▶ What to do
What lines of the data hold the string "ylabel"? Pull each one out.

┌──

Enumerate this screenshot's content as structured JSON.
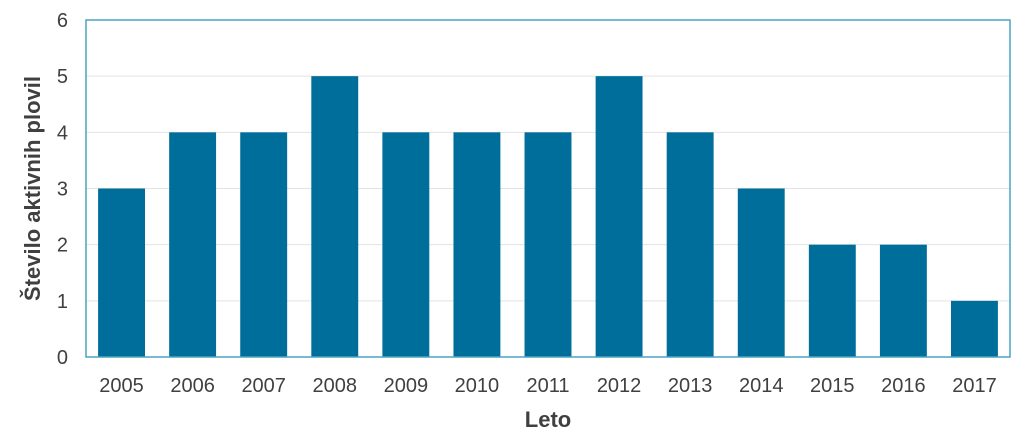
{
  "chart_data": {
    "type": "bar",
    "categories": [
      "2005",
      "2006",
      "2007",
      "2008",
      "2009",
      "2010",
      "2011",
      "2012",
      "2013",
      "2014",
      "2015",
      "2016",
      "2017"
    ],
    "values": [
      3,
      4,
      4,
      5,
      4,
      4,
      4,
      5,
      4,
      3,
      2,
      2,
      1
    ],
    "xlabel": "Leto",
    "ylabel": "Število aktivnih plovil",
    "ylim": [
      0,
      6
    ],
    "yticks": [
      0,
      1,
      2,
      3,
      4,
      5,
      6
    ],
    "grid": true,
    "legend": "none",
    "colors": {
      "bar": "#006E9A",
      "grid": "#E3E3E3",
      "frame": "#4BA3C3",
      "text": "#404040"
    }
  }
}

└──
┌──

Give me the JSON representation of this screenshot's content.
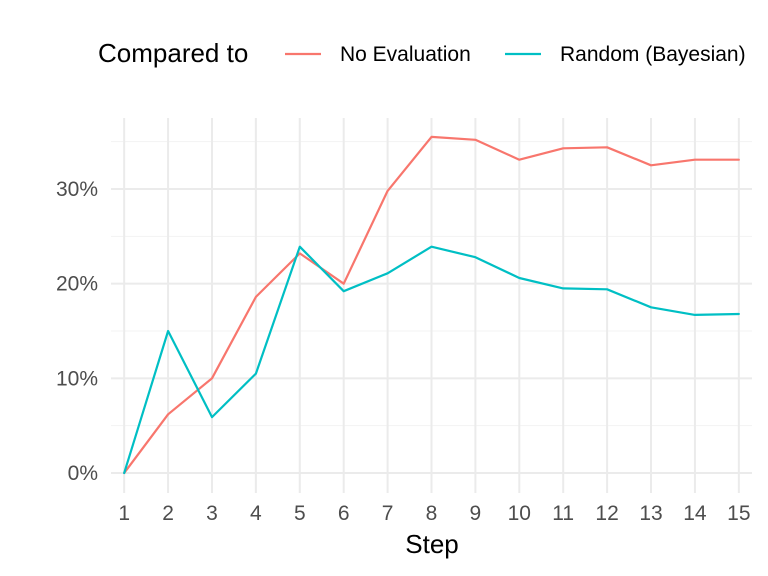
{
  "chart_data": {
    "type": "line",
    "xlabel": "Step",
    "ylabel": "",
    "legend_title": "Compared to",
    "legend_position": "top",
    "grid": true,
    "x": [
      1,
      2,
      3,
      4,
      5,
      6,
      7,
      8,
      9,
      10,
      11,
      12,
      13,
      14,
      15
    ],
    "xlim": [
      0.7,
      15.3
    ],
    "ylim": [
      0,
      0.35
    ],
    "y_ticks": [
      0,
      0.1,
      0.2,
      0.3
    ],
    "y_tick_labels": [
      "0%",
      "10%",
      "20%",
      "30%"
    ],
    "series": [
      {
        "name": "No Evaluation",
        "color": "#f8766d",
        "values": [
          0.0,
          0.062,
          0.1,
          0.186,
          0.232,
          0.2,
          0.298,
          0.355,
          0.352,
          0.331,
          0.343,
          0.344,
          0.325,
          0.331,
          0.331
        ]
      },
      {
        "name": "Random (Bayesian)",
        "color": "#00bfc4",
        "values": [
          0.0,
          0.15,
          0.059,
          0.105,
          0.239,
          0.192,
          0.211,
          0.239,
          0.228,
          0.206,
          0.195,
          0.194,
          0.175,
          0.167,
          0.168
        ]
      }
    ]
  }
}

└──

▶ Answer below
    "ylabel": "Število aktivnih plovil",
    "ylabel": "",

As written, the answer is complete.